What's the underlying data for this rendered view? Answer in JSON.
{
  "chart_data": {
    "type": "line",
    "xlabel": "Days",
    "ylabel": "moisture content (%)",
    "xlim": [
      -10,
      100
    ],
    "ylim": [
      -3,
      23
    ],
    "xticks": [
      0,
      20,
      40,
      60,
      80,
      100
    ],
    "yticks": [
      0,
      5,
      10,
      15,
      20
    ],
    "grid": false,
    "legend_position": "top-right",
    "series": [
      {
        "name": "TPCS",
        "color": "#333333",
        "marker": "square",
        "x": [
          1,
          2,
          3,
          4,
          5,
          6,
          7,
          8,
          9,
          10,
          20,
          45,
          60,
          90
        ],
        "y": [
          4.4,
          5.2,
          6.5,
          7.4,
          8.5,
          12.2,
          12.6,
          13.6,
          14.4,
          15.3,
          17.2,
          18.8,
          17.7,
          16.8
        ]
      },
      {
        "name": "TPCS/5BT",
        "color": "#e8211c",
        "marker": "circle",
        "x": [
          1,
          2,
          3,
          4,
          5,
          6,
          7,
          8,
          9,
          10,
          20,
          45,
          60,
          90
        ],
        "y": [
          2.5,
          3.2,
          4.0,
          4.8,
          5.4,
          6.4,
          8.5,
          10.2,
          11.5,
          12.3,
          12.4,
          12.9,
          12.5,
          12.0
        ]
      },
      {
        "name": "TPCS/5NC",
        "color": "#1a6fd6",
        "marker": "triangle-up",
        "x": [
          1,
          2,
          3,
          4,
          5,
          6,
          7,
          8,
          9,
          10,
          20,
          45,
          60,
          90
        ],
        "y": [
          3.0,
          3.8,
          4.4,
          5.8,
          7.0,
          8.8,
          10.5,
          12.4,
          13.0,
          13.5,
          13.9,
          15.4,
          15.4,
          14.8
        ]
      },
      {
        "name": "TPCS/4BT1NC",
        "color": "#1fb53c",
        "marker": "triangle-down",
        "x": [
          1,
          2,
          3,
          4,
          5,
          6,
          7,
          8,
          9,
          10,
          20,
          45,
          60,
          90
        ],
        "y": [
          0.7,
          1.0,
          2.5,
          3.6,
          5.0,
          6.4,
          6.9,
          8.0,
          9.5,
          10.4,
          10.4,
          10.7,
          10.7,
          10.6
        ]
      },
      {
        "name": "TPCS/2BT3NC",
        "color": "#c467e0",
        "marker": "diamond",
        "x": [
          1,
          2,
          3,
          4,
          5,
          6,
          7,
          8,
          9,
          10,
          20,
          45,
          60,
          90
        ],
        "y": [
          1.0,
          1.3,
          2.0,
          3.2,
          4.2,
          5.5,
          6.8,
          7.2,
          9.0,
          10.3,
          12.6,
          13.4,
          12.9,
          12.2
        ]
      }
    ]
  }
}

*-*-*

§ **Your task**
Copy all the records above precisely.

§ **Task answer**
What's the underlying data for this rendered view? Answer in JSON.
{
  "chart_data": {
    "type": "line",
    "xlabel": "Days",
    "ylabel": "moisture content (%)",
    "xlim": [
      -10,
      100
    ],
    "ylim": [
      -3,
      23
    ],
    "xticks": [
      0,
      20,
      40,
      60,
      80,
      100
    ],
    "yticks": [
      0,
      5,
      10,
      15,
      20
    ],
    "grid": false,
    "legend_position": "top-right",
    "series": [
      {
        "name": "TPCS",
        "color": "#333333",
        "marker": "square",
        "x": [
          1,
          2,
          3,
          4,
          5,
          6,
          7,
          8,
          9,
          10,
          20,
          45,
          60,
          90
        ],
        "y": [
          4.4,
          5.2,
          6.5,
          7.4,
          8.5,
          12.2,
          12.6,
          13.6,
          14.4,
          15.3,
          17.2,
          18.8,
          17.7,
          16.8
        ]
      },
      {
        "name": "TPCS/5BT",
        "color": "#e8211c",
        "marker": "circle",
        "x": [
          1,
          2,
          3,
          4,
          5,
          6,
          7,
          8,
          9,
          10,
          20,
          45,
          60,
          90
        ],
        "y": [
          2.5,
          3.2,
          4.0,
          4.8,
          5.4,
          6.4,
          8.5,
          10.2,
          11.5,
          12.3,
          12.4,
          12.9,
          12.5,
          12.0
        ]
      },
      {
        "name": "TPCS/5NC",
        "color": "#1a6fd6",
        "marker": "triangle-up",
        "x": [
          1,
          2,
          3,
          4,
          5,
          6,
          7,
          8,
          9,
          10,
          20,
          45,
          60,
          90
        ],
        "y": [
          3.0,
          3.8,
          4.4,
          5.8,
          7.0,
          8.8,
          10.5,
          12.4,
          13.0,
          13.5,
          13.9,
          15.4,
          15.4,
          14.8
        ]
      },
      {
        "name": "TPCS/4BT1NC",
        "color": "#1fb53c",
        "marker": "triangle-down",
        "x": [
          1,
          2,
          3,
          4,
          5,
          6,
          7,
          8,
          9,
          10,
          20,
          45,
          60,
          90
        ],
        "y": [
          0.7,
          1.0,
          2.5,
          3.6,
          5.0,
          6.4,
          6.9,
          8.0,
          9.5,
          10.4,
          10.4,
          10.7,
          10.7,
          10.6
        ]
      },
      {
        "name": "TPCS/2BT3NC",
        "color": "#c467e0",
        "marker": "diamond",
        "x": [
          1,
          2,
          3,
          4,
          5,
          6,
          7,
          8,
          9,
          10,
          20,
          45,
          60,
          90
        ],
        "y": [
          1.0,
          1.3,
          2.0,
          3.2,
          4.2,
          5.5,
          6.8,
          7.2,
          9.0,
          10.3,
          12.6,
          13.4,
          12.9,
          12.2
        ]
      }
    ]
  }
}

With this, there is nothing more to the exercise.